[WHAT IS EXPECTED]
Rewrite the material from its first line through the line that contains "show-clipping-label: Show Clipping", replacing "zoom-dropdown-icon" with "zoom-menu-icon". Leave everything else in those lines unchanged, and give back only those lines.
——
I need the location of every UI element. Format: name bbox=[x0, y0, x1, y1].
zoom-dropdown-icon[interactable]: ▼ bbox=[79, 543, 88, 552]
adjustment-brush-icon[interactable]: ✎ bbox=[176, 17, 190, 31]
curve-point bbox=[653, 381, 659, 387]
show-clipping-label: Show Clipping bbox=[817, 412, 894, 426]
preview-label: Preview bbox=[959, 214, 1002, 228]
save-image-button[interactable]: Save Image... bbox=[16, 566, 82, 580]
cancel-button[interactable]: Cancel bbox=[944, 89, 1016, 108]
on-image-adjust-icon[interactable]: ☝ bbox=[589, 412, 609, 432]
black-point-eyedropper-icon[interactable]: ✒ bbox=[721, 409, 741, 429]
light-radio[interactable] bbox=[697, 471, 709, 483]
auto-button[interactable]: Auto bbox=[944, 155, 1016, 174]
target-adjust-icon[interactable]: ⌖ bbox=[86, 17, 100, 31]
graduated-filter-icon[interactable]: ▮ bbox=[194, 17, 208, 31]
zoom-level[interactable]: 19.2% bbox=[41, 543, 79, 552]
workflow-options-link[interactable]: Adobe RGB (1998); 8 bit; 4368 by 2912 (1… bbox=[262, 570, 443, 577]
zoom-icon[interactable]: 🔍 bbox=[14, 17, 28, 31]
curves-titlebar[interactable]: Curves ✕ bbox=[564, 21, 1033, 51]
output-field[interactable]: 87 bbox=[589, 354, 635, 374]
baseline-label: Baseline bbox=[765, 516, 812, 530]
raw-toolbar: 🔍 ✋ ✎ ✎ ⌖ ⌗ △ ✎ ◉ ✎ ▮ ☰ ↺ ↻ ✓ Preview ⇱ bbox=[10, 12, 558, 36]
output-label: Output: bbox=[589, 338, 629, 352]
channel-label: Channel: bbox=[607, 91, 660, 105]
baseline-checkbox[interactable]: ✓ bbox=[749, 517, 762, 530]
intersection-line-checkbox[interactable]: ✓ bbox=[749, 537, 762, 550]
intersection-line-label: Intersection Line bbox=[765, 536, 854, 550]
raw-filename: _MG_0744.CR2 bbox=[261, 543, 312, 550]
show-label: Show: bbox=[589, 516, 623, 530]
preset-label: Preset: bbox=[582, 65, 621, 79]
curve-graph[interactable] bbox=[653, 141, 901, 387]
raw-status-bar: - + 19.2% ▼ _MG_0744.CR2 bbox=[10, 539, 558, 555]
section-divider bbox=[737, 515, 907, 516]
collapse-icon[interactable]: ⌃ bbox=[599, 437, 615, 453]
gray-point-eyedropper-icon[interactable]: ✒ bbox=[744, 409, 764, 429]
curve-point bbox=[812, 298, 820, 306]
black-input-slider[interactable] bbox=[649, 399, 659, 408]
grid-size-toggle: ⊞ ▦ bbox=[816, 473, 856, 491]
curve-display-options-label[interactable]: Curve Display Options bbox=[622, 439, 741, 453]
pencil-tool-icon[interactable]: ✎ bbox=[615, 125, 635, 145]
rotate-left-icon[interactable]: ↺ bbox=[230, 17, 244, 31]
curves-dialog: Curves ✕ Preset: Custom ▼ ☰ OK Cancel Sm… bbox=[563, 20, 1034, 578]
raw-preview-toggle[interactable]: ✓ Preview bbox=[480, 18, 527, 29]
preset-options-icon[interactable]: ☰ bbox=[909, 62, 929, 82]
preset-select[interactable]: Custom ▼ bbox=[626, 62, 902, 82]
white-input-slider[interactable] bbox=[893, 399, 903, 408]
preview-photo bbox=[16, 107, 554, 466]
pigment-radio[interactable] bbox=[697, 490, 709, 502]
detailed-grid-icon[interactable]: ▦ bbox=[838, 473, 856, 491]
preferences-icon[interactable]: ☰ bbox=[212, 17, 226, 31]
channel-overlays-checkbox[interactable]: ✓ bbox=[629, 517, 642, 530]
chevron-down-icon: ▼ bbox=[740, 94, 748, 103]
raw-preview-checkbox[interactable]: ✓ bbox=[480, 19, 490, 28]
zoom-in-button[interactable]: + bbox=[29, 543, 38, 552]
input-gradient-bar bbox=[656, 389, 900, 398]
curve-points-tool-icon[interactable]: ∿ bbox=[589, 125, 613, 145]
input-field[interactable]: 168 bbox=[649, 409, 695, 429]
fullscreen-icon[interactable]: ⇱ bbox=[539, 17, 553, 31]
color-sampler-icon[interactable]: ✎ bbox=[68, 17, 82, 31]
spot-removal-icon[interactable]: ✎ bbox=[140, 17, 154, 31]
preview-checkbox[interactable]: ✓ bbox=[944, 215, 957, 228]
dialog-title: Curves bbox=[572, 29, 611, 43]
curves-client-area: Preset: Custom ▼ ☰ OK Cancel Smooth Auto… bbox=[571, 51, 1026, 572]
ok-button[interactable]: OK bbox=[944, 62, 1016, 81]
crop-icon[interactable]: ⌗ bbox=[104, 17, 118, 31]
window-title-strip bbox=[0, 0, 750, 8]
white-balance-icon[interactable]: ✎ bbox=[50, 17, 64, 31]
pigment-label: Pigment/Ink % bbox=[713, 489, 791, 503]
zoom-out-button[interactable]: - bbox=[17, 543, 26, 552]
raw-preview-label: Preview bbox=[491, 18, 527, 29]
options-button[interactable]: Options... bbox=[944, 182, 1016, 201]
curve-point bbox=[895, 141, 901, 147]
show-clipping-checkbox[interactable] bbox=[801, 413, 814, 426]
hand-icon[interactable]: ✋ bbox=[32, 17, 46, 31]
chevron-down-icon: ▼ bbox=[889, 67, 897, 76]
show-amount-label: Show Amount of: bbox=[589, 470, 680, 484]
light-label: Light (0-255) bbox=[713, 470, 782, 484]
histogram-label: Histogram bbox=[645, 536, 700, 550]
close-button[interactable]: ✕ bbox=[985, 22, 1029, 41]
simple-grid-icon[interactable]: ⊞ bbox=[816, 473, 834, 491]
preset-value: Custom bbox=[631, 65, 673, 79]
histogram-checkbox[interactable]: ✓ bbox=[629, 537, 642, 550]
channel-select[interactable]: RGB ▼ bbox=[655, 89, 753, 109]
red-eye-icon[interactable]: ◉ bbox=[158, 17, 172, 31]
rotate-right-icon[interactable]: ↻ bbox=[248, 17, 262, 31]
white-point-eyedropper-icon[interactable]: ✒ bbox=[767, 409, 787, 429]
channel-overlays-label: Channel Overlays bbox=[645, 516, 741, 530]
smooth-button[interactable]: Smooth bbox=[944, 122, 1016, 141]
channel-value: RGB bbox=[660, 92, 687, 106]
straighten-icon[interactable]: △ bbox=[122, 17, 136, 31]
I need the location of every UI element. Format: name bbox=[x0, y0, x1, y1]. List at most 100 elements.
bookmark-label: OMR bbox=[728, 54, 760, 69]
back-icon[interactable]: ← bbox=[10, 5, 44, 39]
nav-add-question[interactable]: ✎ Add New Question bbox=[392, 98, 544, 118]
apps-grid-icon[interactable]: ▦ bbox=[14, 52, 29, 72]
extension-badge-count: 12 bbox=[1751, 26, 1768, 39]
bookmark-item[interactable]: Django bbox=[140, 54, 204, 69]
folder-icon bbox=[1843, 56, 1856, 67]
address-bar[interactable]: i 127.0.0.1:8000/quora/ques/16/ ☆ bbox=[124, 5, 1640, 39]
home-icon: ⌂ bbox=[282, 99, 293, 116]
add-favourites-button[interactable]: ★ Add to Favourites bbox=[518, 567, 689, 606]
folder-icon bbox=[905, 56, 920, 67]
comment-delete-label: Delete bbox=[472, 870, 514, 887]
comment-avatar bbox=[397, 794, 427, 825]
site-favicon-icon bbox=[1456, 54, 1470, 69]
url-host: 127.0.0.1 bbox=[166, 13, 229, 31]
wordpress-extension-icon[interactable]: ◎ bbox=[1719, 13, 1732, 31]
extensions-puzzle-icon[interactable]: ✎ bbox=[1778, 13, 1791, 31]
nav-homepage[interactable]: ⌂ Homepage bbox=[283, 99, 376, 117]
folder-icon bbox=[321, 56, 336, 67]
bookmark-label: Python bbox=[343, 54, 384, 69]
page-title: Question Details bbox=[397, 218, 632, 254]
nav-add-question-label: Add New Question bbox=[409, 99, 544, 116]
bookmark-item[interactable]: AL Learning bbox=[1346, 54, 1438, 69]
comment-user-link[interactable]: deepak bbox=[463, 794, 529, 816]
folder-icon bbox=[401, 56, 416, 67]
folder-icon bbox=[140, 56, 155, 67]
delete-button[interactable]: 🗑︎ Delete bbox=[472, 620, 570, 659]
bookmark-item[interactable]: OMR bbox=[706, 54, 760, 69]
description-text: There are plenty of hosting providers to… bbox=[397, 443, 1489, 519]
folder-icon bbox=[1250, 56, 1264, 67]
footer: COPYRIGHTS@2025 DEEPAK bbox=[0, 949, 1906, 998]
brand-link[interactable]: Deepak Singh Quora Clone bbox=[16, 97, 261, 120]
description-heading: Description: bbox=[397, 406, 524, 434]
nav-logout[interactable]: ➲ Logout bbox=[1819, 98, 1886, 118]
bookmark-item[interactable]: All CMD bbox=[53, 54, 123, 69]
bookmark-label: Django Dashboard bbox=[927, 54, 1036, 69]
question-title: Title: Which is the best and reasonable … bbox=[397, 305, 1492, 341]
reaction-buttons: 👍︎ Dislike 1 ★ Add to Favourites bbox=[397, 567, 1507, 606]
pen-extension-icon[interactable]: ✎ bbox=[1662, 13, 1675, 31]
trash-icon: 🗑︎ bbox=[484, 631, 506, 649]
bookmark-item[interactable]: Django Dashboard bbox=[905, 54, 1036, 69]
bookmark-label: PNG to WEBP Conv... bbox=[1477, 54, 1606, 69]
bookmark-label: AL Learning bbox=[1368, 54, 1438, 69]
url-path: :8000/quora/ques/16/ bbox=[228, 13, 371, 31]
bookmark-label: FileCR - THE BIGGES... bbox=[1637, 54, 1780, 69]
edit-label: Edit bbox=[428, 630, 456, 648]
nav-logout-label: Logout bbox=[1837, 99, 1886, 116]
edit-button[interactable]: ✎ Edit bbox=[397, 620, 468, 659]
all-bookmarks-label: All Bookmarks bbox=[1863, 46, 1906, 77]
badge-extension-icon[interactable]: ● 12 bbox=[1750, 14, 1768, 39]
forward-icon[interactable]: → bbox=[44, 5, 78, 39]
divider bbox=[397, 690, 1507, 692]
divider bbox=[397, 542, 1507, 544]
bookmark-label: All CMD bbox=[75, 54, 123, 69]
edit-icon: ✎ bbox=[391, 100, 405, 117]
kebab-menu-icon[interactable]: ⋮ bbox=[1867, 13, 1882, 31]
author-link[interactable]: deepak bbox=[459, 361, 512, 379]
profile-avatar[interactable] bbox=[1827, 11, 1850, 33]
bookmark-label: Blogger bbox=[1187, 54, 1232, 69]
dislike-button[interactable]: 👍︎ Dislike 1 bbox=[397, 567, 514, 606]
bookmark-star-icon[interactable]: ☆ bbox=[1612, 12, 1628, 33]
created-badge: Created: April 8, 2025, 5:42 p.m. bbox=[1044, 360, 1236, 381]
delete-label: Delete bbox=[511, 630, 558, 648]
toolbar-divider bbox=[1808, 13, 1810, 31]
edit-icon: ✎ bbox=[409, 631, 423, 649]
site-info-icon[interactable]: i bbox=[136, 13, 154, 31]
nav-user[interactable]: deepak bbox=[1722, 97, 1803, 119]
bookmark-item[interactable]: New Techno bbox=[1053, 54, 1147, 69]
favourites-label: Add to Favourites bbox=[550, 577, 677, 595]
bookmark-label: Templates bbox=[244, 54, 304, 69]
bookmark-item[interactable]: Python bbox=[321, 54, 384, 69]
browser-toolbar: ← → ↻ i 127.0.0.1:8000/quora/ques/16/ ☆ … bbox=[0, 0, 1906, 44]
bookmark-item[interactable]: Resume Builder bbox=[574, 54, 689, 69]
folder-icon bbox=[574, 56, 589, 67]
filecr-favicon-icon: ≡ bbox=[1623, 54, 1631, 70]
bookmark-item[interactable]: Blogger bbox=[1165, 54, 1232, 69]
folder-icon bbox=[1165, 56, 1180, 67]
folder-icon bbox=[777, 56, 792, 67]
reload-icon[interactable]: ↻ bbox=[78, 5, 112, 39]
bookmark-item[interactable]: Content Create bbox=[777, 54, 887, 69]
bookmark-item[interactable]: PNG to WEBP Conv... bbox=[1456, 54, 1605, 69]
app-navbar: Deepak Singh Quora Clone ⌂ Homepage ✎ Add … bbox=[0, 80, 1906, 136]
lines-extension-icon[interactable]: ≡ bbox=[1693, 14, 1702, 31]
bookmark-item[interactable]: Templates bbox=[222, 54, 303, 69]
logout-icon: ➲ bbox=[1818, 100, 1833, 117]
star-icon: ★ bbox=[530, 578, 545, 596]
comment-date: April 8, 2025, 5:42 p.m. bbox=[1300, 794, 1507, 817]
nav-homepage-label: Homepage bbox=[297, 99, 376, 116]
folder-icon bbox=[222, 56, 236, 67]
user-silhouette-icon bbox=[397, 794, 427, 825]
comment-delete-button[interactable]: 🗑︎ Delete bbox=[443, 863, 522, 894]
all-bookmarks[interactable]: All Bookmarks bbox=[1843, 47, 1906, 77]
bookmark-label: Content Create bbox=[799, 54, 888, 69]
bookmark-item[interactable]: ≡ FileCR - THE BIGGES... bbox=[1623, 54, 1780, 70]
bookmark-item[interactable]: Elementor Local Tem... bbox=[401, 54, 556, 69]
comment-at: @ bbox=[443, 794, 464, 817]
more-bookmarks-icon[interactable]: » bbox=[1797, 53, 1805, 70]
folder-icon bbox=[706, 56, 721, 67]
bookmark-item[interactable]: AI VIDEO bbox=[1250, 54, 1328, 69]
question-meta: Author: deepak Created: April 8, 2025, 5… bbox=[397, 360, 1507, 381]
——
[PROBLEM SOLUTION]
I need the location of every UI element. Format: name bbox=[x0, y0, x1, y1].
zoom-menu-icon[interactable]: ▼ bbox=[79, 543, 88, 552]
adjustment-brush-icon[interactable]: ✎ bbox=[176, 17, 190, 31]
curve-point bbox=[653, 381, 659, 387]
show-clipping-label: Show Clipping bbox=[817, 412, 894, 426]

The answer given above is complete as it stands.